TASK GOAL: List all lines of the data that include the string "characterize".

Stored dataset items
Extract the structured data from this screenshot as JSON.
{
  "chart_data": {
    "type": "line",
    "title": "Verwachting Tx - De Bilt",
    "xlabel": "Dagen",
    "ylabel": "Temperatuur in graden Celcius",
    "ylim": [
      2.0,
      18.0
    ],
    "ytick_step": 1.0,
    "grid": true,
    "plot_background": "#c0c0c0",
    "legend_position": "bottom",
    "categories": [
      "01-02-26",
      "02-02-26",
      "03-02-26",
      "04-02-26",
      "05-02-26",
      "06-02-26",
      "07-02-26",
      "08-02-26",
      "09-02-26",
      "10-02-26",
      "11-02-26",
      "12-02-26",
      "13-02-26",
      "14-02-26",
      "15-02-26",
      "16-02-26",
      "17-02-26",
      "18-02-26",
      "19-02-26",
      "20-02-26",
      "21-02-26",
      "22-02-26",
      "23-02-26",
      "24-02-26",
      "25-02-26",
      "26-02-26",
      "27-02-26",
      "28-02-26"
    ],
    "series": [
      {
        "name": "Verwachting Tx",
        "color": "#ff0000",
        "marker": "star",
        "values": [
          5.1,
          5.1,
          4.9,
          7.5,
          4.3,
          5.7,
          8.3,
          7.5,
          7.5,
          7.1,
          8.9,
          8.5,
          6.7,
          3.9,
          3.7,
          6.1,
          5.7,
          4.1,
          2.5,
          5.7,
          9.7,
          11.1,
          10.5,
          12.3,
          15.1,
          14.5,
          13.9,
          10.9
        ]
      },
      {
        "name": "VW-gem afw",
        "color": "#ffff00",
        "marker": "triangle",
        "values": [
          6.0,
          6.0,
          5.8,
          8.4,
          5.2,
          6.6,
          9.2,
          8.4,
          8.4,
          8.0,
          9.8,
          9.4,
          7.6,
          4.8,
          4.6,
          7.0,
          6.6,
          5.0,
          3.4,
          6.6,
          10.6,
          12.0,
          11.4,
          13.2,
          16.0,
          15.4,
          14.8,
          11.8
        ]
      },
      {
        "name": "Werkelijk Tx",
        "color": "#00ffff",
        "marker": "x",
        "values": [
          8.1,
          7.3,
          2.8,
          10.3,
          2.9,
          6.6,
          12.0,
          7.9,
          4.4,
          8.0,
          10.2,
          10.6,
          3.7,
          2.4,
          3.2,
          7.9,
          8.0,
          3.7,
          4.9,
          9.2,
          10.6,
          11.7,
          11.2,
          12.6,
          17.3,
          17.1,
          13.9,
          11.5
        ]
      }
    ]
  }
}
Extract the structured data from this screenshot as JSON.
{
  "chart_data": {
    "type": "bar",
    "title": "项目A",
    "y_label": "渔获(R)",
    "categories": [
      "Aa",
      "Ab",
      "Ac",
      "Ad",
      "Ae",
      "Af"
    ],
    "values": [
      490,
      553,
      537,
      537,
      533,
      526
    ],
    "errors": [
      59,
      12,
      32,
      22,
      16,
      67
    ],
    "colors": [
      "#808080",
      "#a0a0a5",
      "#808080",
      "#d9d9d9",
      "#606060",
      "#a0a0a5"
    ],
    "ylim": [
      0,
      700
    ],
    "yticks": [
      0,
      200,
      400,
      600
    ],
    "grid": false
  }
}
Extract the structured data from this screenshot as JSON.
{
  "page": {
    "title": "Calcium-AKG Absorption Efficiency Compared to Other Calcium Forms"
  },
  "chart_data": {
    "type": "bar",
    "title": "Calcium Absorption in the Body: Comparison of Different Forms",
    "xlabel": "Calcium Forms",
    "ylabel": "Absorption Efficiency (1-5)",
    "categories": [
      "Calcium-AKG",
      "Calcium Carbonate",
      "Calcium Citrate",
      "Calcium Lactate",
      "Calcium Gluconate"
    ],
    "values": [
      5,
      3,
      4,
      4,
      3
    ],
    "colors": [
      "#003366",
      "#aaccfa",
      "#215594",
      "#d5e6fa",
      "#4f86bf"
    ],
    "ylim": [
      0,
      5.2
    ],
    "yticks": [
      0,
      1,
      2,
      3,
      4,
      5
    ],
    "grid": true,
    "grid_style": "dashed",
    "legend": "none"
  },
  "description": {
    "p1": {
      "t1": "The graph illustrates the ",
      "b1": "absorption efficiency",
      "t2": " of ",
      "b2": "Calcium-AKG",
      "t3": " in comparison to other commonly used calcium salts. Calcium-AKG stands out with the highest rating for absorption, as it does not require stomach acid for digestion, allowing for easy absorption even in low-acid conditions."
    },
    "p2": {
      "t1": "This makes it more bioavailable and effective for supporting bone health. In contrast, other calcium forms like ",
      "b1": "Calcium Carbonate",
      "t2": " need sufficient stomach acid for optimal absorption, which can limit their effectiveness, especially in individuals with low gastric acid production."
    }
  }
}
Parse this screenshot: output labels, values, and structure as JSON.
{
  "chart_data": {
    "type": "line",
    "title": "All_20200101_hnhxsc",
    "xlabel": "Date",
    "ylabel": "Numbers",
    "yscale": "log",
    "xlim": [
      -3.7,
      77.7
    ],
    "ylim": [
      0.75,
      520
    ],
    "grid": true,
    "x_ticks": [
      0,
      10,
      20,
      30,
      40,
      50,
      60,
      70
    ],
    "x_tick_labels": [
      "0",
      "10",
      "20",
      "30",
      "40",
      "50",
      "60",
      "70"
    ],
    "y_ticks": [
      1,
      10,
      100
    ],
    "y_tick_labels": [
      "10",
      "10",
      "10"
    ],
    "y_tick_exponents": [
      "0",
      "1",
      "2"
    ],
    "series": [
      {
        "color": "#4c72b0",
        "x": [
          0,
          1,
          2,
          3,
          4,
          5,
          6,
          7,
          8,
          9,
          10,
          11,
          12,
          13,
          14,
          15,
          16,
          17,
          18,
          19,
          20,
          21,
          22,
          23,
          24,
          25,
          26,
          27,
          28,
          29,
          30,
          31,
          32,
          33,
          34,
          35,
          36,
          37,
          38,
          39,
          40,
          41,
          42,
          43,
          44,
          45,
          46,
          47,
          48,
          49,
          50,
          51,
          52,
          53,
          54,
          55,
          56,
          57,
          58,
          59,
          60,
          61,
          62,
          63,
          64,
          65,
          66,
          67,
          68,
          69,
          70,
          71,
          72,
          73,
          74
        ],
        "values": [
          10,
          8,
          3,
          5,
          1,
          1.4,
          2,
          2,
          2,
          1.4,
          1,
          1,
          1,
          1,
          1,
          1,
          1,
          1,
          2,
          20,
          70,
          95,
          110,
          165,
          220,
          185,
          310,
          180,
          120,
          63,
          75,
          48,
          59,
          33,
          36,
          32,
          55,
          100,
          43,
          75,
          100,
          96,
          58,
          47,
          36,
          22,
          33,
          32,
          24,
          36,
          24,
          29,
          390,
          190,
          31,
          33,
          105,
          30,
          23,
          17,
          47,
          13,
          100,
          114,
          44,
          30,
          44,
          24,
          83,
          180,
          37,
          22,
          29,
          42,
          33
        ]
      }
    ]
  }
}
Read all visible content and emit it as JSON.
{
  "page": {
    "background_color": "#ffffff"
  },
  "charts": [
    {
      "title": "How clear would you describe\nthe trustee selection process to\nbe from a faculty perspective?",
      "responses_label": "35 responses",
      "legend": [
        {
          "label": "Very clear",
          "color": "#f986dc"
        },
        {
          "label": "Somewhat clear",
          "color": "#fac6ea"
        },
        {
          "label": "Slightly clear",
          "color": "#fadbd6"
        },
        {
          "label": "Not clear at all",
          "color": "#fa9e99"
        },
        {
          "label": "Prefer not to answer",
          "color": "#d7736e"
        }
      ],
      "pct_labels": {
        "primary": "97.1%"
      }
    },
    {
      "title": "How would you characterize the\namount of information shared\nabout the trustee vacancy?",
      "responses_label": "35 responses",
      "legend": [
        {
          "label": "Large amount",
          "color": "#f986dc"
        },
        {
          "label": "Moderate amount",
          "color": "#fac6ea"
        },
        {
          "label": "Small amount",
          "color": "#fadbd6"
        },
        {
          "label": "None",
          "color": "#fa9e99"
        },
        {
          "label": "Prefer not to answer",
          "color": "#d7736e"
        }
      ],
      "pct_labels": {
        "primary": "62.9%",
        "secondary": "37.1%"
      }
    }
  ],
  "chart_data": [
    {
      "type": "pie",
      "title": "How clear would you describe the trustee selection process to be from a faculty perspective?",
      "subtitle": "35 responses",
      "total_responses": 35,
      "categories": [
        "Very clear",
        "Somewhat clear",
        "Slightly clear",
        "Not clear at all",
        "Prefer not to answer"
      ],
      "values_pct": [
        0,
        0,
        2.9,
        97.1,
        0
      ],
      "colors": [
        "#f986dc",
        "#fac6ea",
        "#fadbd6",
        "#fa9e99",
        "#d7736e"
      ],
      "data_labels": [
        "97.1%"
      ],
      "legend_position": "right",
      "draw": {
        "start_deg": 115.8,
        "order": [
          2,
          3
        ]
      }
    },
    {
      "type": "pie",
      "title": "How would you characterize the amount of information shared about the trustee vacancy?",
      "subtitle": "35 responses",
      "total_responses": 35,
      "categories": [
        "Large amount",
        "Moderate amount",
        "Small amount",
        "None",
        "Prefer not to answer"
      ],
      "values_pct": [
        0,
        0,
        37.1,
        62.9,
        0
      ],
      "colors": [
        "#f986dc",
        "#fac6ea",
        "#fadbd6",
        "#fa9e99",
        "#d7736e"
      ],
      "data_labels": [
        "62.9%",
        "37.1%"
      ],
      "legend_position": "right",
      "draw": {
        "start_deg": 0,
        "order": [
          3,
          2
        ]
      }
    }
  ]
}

RESPONSE TO THE TASK:
      "title": "How would you characterize the\namount of information shared\nabout the trustee vacancy?",
      "title": "How would you characterize the amount of information shared about the trustee vacancy?",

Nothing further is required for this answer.